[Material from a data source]
-.-.-
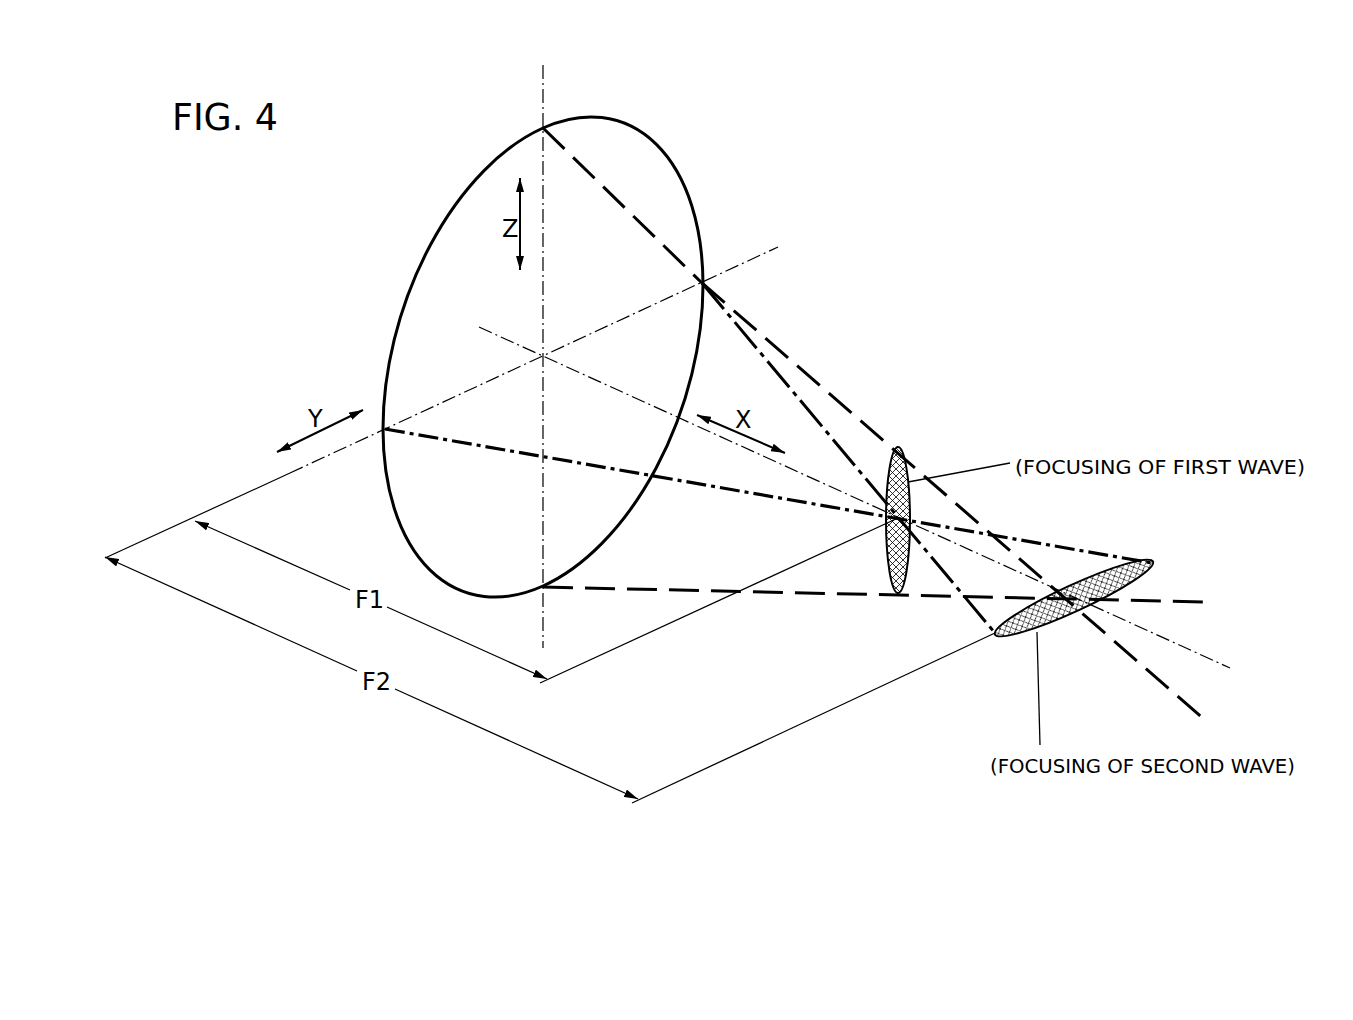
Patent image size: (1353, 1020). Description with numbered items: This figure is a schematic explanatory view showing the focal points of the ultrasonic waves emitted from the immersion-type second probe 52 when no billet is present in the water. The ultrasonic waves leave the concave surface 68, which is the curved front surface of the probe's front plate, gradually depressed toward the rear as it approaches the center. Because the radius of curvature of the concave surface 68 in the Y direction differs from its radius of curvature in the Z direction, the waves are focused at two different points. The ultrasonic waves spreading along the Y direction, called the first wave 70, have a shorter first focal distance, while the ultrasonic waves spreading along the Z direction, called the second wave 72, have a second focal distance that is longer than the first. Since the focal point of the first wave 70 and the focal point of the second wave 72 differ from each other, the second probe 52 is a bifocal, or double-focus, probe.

The concave surface 68 is at (681, 172).
The second probe 52 is at (589, 357).
The first wave 70 is at (693, 486).
The second wave 72 is at (776, 596).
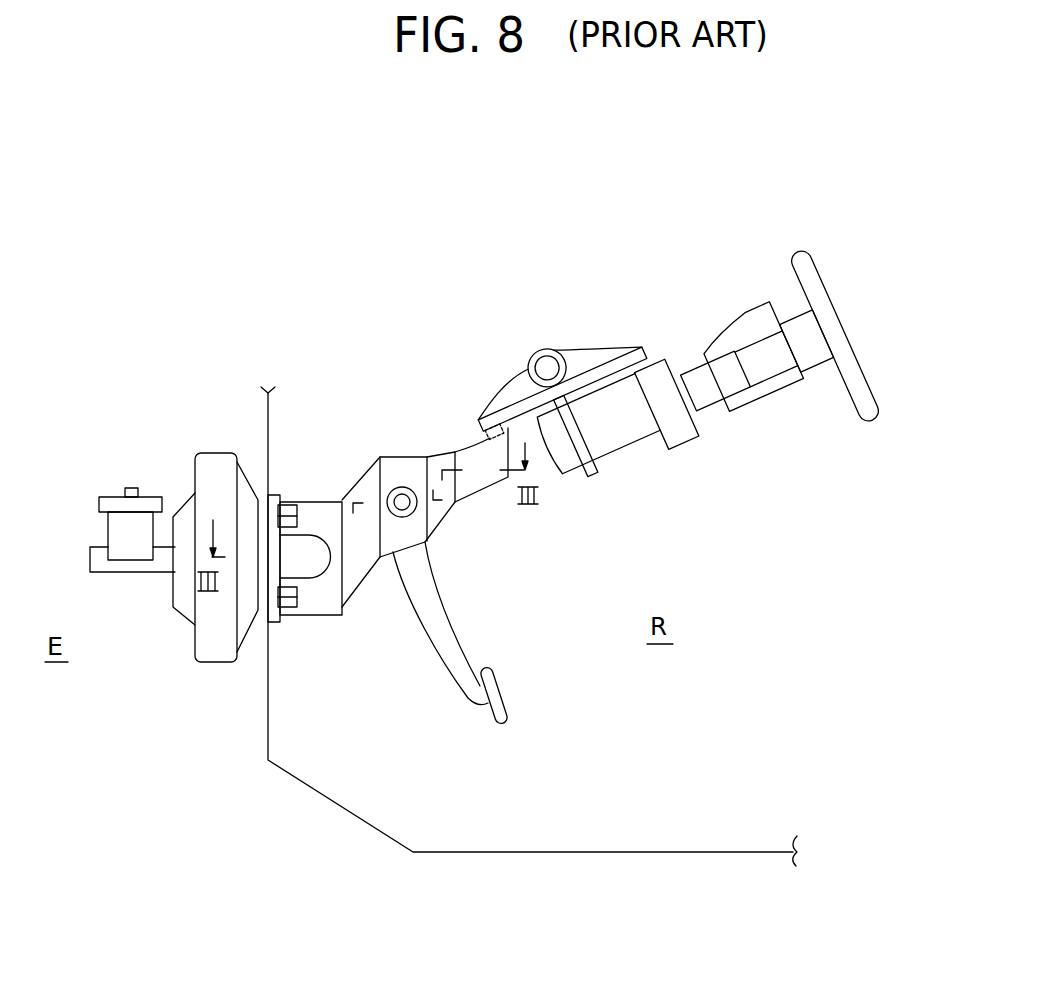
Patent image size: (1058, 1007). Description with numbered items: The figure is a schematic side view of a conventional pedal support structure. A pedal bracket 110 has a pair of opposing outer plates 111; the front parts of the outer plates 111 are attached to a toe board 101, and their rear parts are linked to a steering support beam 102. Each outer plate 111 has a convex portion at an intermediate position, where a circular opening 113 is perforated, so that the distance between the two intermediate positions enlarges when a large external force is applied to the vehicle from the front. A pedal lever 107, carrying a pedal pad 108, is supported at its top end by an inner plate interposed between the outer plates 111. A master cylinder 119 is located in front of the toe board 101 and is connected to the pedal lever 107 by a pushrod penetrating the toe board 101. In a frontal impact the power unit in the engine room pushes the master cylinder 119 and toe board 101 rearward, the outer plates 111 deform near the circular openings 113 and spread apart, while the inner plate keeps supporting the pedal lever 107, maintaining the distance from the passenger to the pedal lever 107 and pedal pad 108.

The toe board 101 is at (267, 727).
The steering support beam 102 is at (542, 348).
The pedal lever 107 is at (433, 607).
The pedal pad 108 is at (500, 702).
The pedal bracket 110 is at (370, 425).
The outer plates 111 is at (322, 630).
The circular opening 113 is at (402, 487).
The master cylinder 119 is at (193, 457).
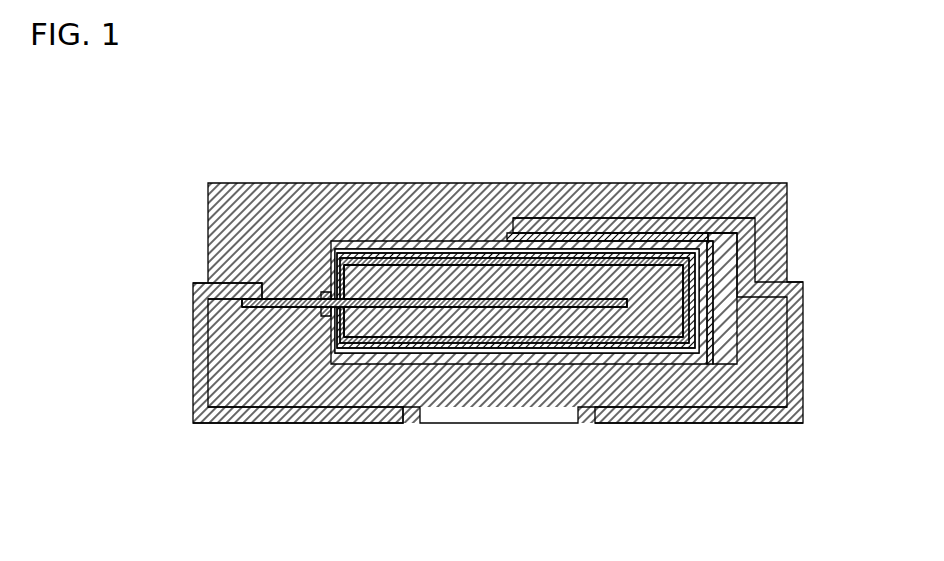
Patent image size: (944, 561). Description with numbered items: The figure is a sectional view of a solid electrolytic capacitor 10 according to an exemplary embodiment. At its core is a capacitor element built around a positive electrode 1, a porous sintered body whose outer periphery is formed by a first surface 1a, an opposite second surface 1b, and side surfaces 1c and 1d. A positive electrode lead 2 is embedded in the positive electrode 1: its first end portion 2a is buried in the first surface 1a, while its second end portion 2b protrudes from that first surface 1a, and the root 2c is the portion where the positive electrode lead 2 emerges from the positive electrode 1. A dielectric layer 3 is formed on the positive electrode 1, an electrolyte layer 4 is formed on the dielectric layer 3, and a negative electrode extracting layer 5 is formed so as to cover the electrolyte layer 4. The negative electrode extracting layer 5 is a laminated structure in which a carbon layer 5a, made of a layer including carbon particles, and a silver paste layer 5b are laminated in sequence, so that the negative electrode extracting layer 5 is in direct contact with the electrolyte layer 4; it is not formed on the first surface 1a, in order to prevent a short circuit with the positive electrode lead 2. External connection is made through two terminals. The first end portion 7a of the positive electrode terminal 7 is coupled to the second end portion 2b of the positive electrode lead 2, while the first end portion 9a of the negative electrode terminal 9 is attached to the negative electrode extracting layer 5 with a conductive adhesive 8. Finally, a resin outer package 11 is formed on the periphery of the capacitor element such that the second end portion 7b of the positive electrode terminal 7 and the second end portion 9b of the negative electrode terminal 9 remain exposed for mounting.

The positive electrode 1 is at (490, 280).
The first surface 1a is at (356, 322).
The second surface 1b is at (668, 312).
The side surface 1c is at (583, 244).
The side surface 1d is at (593, 325).
The positive electrode lead 2 is at (453, 300).
The first end portion 2a is at (528, 312).
The second end portion 2b is at (270, 298).
The root 2c is at (330, 318).
The dielectric layer 3 is at (407, 267).
The electrolyte layer 4 is at (383, 258).
The negative electrode extracting layer 5 is at (291, 110).
The carbon layer 5a is at (362, 252).
The silver paste layer 5b is at (337, 243).
The positive electrode terminal 7 is at (200, 318).
The first end portion 7a is at (236, 279).
The second end portion 7b is at (377, 421).
The conductive adhesive 8 is at (522, 238).
The negative electrode terminal 9 is at (806, 300).
The first end portion 9a is at (640, 227).
The second end portion 9b is at (745, 422).
The solid electrolytic capacitor 10 is at (756, 146).
The resin outer package 11 is at (222, 205).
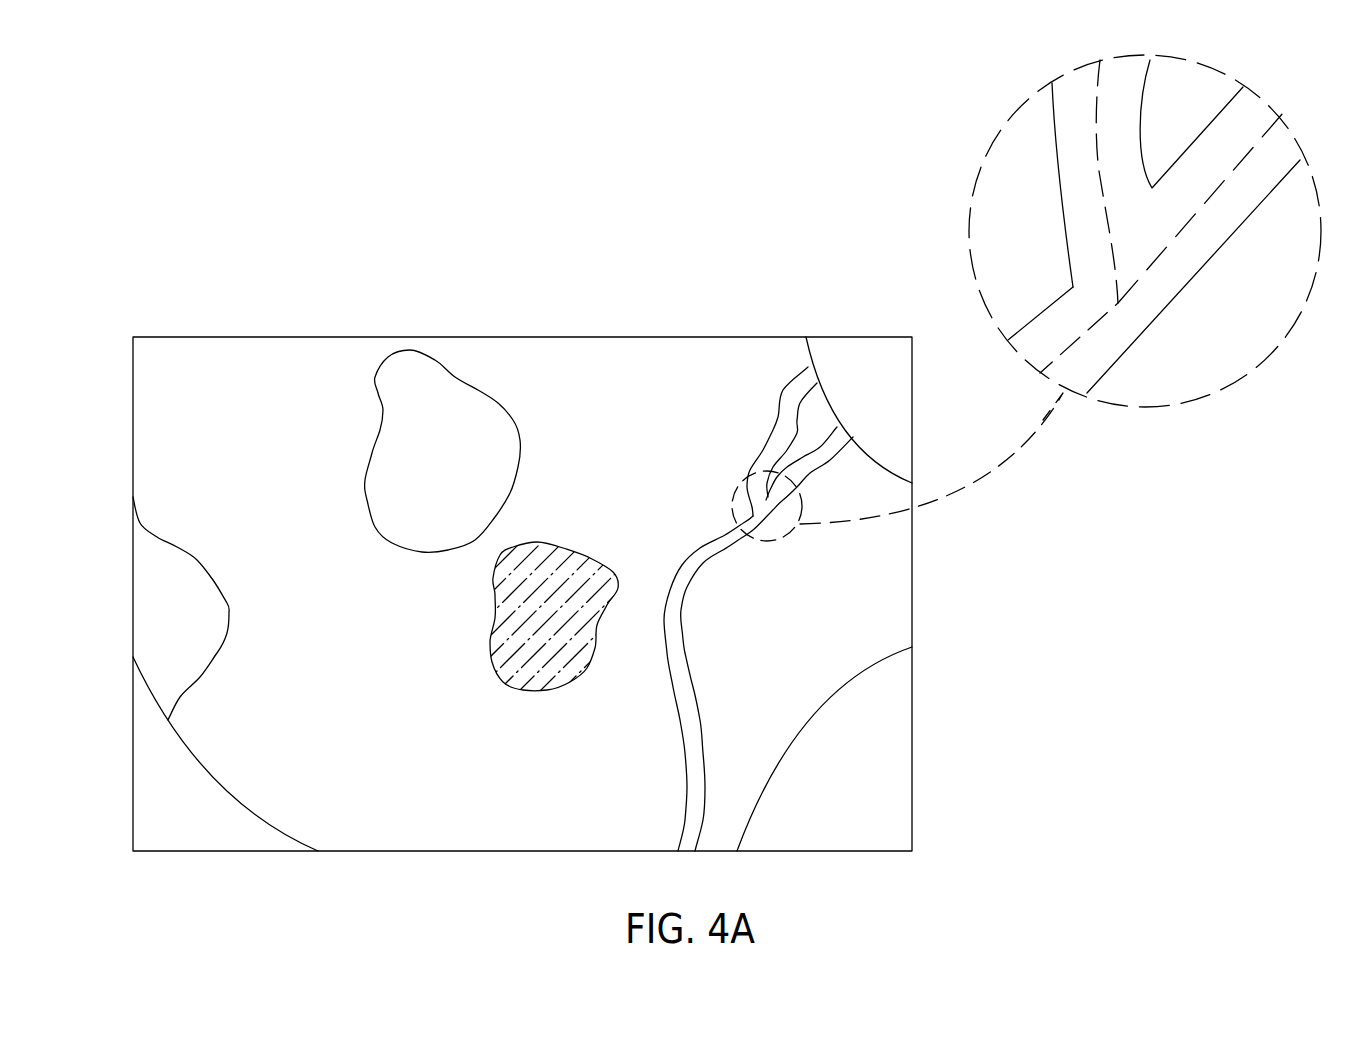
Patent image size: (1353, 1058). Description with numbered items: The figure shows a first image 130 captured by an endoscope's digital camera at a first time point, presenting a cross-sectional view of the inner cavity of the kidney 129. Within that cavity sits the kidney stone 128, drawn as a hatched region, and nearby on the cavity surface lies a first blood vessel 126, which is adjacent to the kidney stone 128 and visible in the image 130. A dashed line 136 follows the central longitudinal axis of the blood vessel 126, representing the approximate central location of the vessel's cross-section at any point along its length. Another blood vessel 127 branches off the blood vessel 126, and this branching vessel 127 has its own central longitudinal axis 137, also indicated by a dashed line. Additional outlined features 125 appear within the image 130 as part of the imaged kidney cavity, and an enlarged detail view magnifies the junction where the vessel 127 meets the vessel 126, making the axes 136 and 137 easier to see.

The anatomical feature 125 is at (488, 416).
The first blood vessel 126 is at (735, 560).
The blood vessel 127 is at (773, 395).
The kidney stone 128 is at (523, 678).
The kidney 129 is at (433, 826).
The first image 130 is at (277, 323).
The central longitudinal axis 136 is at (1202, 219).
The central longitudinal axis 137 is at (1088, 147).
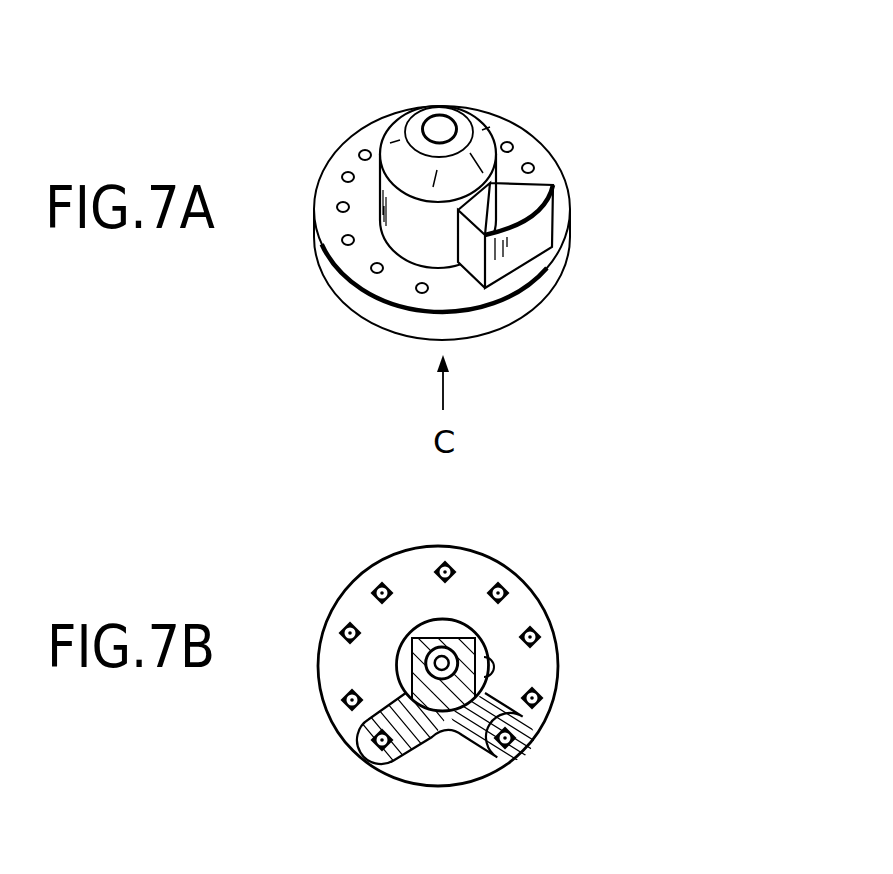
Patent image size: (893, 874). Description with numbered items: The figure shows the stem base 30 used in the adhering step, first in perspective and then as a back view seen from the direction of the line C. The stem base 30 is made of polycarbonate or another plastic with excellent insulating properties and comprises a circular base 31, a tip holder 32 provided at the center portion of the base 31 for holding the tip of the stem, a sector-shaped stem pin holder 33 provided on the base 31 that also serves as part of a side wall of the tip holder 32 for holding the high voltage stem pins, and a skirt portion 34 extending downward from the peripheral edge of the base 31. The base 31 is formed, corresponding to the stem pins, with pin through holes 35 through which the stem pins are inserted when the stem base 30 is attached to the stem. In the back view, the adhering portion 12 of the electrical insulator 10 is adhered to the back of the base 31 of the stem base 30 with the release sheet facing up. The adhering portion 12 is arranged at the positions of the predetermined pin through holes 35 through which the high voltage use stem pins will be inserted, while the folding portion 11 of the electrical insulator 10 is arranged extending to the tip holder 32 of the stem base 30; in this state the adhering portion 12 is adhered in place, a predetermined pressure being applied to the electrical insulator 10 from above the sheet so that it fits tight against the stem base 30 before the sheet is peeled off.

In FIG. 7A, the stem base 30 is at (531, 203).
In FIG. 7B, the stem base 30 is at (446, 680).
In FIG. 7A, the base 31 is at (533, 157).
In FIG. 7B, the base 31 is at (548, 608).
In FIG. 7A, the tip holder 32 is at (480, 128).
In FIG. 7B, the tip holder 32 is at (488, 666).
In FIG. 7A, the stem pin holder 33 is at (540, 225).
In FIG. 7A, the skirt portion 34 is at (545, 276).
In FIG. 7A, the pin through holes 35 is at (365, 150).
In FIG. 7B, the pin through holes 35 is at (508, 590).
In FIG. 7B, the electrical insulator 10 is at (380, 766).
In FIG. 7B, the folding portion 11 is at (426, 663).
In FIG. 7B, the adhering portion 12 is at (474, 750).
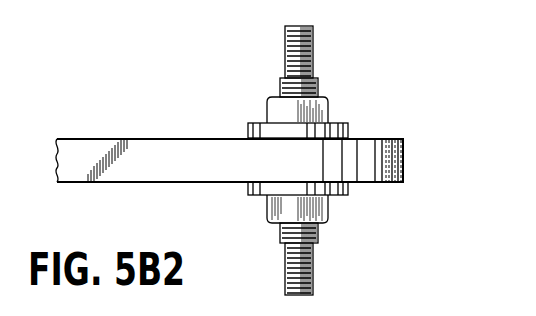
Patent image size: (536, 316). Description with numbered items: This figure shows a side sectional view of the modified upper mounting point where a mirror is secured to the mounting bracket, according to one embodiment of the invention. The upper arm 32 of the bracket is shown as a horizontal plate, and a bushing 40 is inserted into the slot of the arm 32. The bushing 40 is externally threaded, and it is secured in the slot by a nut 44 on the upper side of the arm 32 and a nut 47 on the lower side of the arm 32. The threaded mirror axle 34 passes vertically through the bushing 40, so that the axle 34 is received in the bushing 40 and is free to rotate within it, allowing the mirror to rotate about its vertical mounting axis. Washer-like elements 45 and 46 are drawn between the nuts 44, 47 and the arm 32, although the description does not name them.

The upper arm 32 is at (397, 155).
The threaded axle 34 is at (313, 45).
The bushing 40 is at (280, 83).
The nut 44 is at (277, 107).
The upper washer 45 is at (349, 127).
The lower washer 46 is at (349, 192).
The nut 47 is at (270, 215).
-.-.-
INSTRUCTIONS FOR THE TASK: Reproduce the material word for word from its beginning through the line containing "The second wave 72 is at (776, 596).", counting that line too. Leave out the pictures.

REPLY TO THE TASK:
Patent image size: (1353, 1020). Description with numbered items: This figure is a schematic explanatory view showing the focal points of the ultrasonic waves emitted from the immersion-type second probe 52 when no billet is present in the water. The ultrasonic waves leave the concave surface 68, which is the curved front surface of the probe's front plate, gradually depressed toward the rear as it approaches the center. Because the radius of curvature of the concave surface 68 in the Y direction differs from its radius of curvature in the Z direction, the waves are focused at two different points. The ultrasonic waves spreading along the Y direction, called the first wave 70, have a shorter first focal distance, while the ultrasonic waves spreading along the Z direction, called the second wave 72, have a second focal distance that is longer than the first. Since the focal point of the first wave 70 and the focal point of the second wave 72 differ from each other, the second probe 52 is a bifocal, or double-focus, probe.

The concave surface 68 is at (681, 172).
The second probe 52 is at (589, 357).
The first wave 70 is at (693, 486).
The second wave 72 is at (776, 596).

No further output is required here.